▶ **Problem to work on**
In the entries below, find the lines that contain the word "Canada" and copy them.

.....

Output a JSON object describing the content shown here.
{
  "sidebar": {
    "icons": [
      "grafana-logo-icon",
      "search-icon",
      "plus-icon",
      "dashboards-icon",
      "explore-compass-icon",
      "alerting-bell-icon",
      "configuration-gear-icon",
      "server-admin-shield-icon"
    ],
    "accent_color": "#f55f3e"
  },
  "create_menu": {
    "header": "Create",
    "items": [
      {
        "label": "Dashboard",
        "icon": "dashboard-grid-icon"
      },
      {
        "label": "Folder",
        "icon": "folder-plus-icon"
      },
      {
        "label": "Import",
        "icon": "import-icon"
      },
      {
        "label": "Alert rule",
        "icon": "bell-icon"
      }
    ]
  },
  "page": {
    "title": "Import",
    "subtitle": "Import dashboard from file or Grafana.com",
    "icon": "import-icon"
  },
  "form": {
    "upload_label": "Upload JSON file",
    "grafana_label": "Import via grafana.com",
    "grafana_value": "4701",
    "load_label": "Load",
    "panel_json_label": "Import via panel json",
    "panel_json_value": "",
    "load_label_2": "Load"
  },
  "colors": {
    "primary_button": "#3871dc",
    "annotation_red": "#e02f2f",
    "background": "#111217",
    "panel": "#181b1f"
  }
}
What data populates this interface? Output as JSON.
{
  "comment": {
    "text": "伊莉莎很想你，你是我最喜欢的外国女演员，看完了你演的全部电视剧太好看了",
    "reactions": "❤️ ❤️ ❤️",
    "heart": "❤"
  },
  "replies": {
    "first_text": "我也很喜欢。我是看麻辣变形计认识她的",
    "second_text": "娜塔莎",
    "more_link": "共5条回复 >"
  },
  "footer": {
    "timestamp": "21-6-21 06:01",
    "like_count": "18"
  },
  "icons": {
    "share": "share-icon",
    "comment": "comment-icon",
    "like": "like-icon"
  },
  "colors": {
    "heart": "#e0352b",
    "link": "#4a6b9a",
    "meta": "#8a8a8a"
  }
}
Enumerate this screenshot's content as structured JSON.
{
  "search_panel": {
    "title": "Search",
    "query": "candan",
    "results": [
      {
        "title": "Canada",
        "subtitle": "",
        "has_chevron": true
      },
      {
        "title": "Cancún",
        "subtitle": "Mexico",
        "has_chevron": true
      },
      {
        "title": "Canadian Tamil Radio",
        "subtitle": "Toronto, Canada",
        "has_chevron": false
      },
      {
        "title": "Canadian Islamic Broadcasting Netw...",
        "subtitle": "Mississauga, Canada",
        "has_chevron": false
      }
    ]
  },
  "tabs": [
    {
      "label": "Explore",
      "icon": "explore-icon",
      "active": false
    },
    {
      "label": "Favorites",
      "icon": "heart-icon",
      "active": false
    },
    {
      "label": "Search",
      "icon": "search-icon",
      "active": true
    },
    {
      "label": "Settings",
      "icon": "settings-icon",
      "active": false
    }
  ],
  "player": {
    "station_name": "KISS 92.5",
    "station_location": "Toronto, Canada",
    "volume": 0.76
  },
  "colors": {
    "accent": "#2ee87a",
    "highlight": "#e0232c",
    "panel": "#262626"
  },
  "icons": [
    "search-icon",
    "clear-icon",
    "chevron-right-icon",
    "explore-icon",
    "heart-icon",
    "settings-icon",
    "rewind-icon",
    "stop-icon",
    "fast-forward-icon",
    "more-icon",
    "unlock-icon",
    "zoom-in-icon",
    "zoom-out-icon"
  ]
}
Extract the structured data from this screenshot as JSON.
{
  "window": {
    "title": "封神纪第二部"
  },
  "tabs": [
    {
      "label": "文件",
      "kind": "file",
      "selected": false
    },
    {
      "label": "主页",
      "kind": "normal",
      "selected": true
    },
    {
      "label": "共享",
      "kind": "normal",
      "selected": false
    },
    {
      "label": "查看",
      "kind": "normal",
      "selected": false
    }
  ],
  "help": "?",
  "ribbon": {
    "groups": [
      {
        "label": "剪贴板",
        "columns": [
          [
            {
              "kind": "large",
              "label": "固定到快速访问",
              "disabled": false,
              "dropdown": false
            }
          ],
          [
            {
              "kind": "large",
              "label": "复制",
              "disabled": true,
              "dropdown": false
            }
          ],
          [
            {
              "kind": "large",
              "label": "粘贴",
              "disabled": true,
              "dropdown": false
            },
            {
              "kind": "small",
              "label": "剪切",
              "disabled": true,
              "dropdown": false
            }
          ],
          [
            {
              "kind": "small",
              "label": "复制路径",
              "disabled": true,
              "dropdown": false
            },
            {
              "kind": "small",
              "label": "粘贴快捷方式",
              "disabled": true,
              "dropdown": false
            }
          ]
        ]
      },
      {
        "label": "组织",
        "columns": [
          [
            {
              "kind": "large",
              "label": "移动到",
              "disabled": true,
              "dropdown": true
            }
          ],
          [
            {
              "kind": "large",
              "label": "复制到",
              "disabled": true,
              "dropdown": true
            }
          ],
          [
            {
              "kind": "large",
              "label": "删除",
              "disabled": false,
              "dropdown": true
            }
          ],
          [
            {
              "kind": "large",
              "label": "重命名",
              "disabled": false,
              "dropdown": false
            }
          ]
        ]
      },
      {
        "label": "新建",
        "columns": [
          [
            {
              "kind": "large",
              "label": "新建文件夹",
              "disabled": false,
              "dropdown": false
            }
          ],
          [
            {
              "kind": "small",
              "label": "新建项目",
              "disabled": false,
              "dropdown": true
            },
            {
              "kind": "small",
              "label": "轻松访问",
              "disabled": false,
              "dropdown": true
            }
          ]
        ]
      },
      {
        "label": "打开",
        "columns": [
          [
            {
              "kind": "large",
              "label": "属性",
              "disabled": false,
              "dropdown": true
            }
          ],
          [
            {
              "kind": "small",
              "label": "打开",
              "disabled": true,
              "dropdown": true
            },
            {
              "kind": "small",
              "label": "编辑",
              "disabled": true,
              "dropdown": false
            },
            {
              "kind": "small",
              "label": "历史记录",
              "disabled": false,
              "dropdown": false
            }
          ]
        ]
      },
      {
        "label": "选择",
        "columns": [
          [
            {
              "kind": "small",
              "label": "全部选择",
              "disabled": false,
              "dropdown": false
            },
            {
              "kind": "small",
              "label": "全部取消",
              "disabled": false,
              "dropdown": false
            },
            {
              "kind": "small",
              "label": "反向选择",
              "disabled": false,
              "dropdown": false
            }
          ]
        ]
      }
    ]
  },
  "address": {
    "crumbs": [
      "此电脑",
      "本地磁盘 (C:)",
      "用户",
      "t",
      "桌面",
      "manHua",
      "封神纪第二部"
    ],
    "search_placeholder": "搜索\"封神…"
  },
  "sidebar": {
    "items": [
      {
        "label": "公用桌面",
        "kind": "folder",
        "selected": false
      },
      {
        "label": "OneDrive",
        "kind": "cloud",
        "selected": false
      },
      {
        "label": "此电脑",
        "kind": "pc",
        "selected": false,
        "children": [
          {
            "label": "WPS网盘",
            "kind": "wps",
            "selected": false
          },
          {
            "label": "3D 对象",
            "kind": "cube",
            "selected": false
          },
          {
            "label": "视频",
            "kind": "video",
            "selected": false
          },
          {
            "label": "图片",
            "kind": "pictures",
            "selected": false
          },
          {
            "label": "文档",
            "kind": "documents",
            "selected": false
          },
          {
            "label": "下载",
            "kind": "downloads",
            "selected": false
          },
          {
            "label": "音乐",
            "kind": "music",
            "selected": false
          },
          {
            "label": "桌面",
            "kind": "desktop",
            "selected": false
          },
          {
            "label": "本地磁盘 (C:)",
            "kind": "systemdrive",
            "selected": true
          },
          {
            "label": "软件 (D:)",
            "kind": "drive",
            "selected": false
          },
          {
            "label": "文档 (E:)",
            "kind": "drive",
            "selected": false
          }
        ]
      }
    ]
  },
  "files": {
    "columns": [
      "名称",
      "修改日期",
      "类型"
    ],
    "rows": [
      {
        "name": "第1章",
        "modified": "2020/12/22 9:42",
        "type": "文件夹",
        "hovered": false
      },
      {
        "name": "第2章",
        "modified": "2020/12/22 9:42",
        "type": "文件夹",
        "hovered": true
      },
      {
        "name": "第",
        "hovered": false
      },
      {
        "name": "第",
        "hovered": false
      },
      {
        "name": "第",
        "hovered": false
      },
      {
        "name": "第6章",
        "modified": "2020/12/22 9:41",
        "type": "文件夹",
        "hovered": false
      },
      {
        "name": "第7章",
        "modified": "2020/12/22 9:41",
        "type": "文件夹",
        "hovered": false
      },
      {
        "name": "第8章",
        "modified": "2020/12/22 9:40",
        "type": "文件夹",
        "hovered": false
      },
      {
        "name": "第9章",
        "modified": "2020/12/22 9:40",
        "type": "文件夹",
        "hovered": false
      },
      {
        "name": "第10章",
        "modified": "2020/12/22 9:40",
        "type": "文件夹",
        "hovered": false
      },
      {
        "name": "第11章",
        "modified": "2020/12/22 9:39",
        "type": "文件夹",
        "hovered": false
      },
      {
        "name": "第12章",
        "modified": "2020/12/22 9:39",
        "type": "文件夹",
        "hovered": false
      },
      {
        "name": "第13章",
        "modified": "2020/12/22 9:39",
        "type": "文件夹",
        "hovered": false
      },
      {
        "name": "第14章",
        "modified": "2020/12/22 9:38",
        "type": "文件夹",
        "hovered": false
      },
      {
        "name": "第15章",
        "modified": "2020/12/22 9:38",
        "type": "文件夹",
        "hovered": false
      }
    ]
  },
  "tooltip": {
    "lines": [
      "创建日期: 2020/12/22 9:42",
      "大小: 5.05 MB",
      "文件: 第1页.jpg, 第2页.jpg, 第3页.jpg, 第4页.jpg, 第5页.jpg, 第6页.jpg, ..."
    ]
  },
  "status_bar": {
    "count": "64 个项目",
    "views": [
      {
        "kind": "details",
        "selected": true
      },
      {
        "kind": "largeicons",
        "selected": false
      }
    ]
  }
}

.....

▶ **Solution**
        "title": "Canada",
        "subtitle": "Toronto, Canada",
        "subtitle": "Mississauga, Canada",
    "station_location": "Toronto, Canada",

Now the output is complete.